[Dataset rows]
=-=-=-=-=

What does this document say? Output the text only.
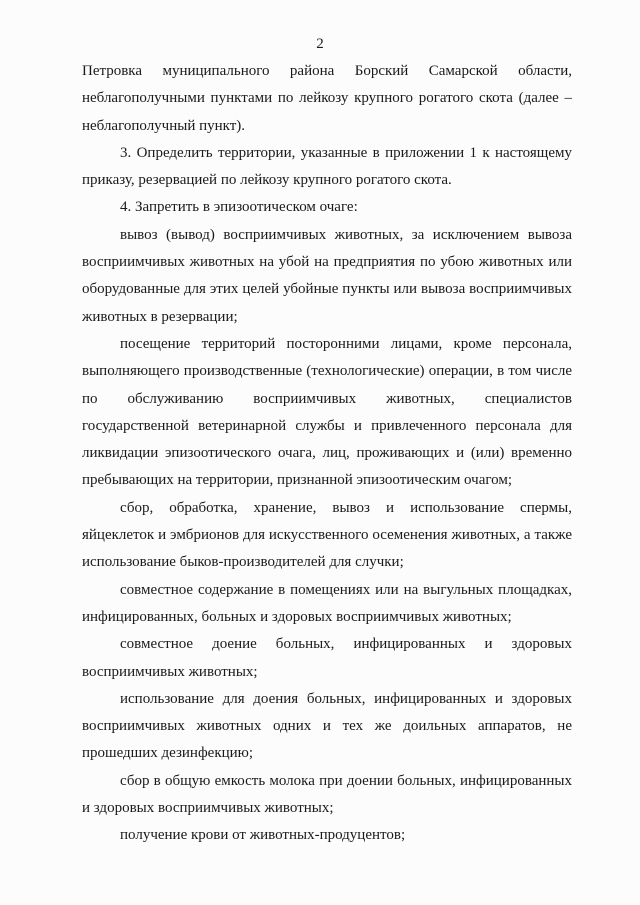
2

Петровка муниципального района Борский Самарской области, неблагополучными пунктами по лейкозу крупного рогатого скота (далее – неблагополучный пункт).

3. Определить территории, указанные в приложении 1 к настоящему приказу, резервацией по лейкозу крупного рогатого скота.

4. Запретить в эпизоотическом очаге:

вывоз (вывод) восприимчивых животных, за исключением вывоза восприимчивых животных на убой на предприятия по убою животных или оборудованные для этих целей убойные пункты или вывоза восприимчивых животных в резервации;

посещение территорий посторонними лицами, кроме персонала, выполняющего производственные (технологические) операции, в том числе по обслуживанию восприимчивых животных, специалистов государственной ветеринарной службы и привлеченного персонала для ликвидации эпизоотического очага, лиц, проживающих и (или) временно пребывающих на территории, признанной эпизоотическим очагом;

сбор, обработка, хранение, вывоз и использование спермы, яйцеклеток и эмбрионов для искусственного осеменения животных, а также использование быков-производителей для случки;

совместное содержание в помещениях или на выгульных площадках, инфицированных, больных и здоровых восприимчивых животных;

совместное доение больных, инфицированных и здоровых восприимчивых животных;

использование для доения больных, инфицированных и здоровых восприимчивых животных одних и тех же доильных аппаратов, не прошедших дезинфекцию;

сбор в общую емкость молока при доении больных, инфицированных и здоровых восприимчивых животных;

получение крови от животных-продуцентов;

=-=-=-=-=

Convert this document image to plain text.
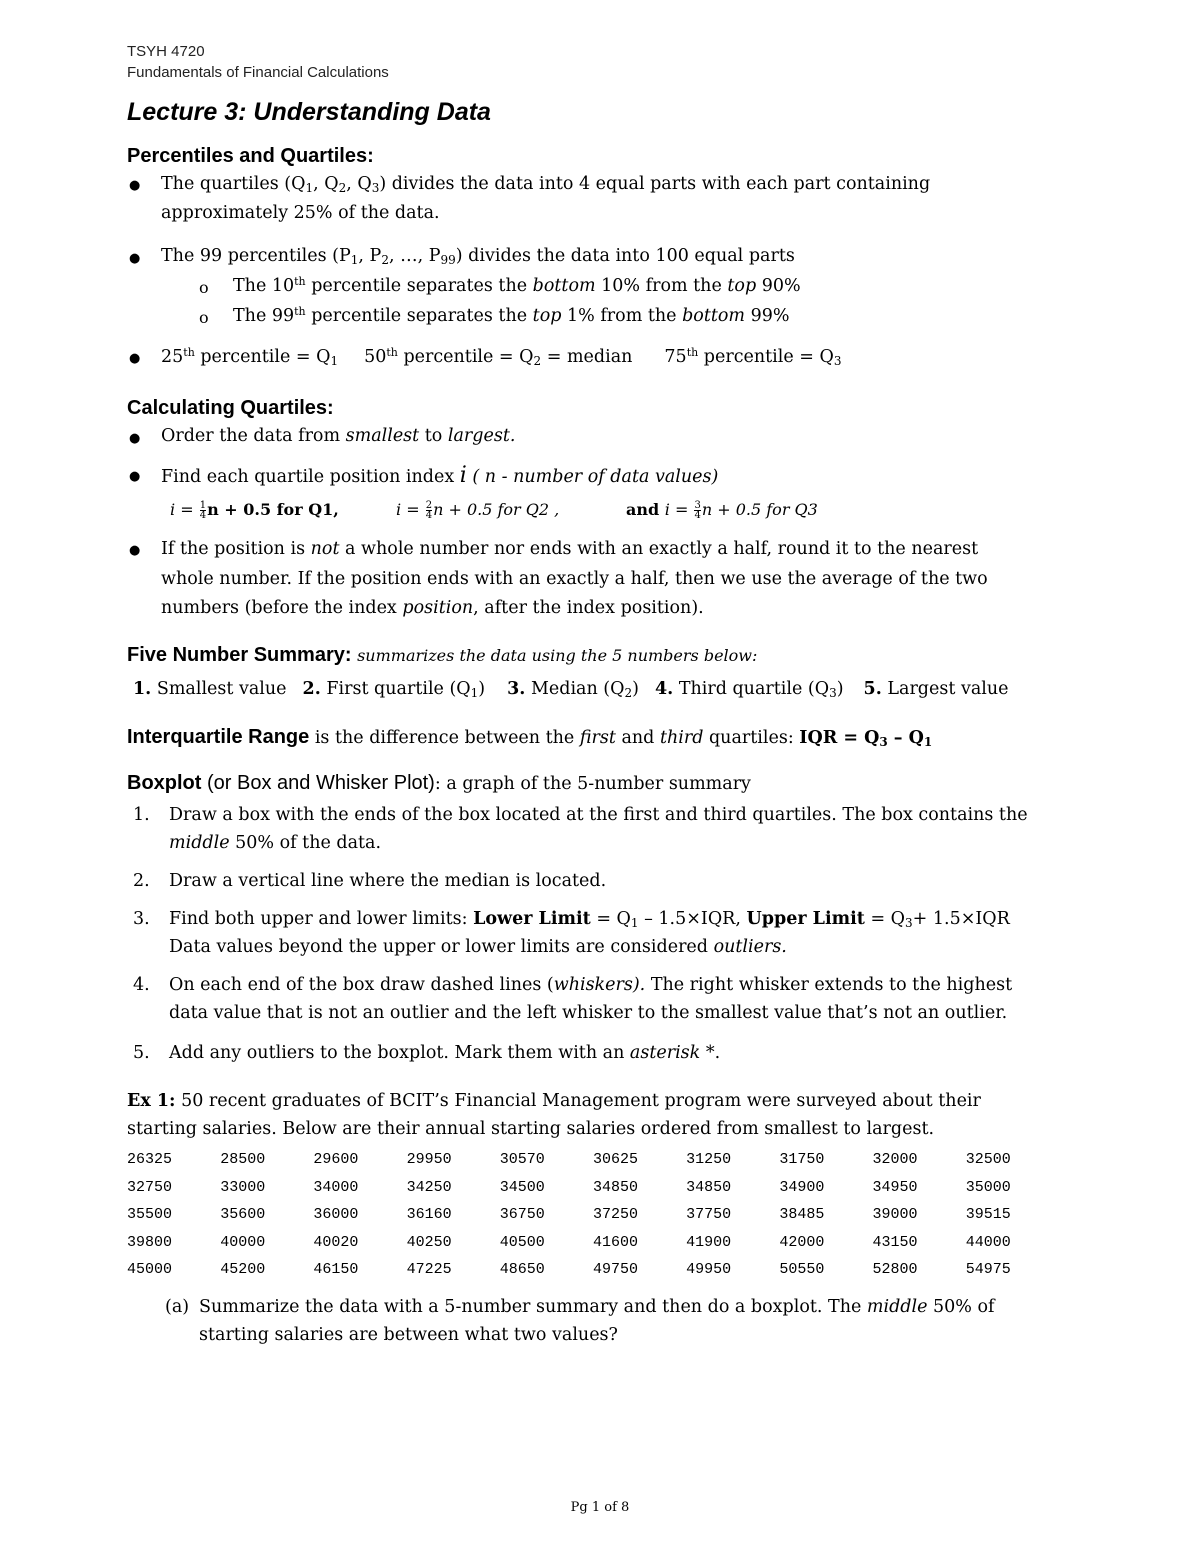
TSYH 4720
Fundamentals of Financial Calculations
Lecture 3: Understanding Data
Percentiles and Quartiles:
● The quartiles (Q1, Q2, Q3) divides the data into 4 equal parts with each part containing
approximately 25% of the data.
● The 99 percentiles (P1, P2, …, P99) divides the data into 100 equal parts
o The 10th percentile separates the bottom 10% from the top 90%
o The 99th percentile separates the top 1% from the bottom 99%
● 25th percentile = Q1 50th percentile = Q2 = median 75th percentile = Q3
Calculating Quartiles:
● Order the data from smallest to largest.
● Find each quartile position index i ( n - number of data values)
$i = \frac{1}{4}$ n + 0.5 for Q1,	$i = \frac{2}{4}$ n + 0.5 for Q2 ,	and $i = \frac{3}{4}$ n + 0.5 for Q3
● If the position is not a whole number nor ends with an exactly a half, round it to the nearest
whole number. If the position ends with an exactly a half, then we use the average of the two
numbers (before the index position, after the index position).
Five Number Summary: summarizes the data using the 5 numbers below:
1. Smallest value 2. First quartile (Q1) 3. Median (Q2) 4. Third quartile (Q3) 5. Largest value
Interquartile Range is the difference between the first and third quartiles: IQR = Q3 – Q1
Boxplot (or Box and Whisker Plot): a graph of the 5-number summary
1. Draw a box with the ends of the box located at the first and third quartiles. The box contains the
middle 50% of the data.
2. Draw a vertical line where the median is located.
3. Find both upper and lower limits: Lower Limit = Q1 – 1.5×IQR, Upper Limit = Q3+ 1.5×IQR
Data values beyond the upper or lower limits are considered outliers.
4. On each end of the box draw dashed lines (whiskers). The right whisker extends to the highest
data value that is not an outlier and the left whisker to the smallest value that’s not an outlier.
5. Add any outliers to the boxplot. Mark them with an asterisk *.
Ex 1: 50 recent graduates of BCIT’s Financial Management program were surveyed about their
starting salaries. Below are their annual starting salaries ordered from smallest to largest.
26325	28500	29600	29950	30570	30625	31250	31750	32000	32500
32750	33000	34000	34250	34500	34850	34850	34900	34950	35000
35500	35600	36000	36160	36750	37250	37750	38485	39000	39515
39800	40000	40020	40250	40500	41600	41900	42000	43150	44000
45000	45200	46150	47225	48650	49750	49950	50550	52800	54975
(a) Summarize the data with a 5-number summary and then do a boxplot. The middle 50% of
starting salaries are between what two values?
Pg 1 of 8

=-=-=-=-=

Look through the records and gather every line containing "then".

whole number. If the position ends with an exactly a half, then we use the average of the two
(a) Summarize the data with a 5-number summary and then do a boxplot. The middle 50% of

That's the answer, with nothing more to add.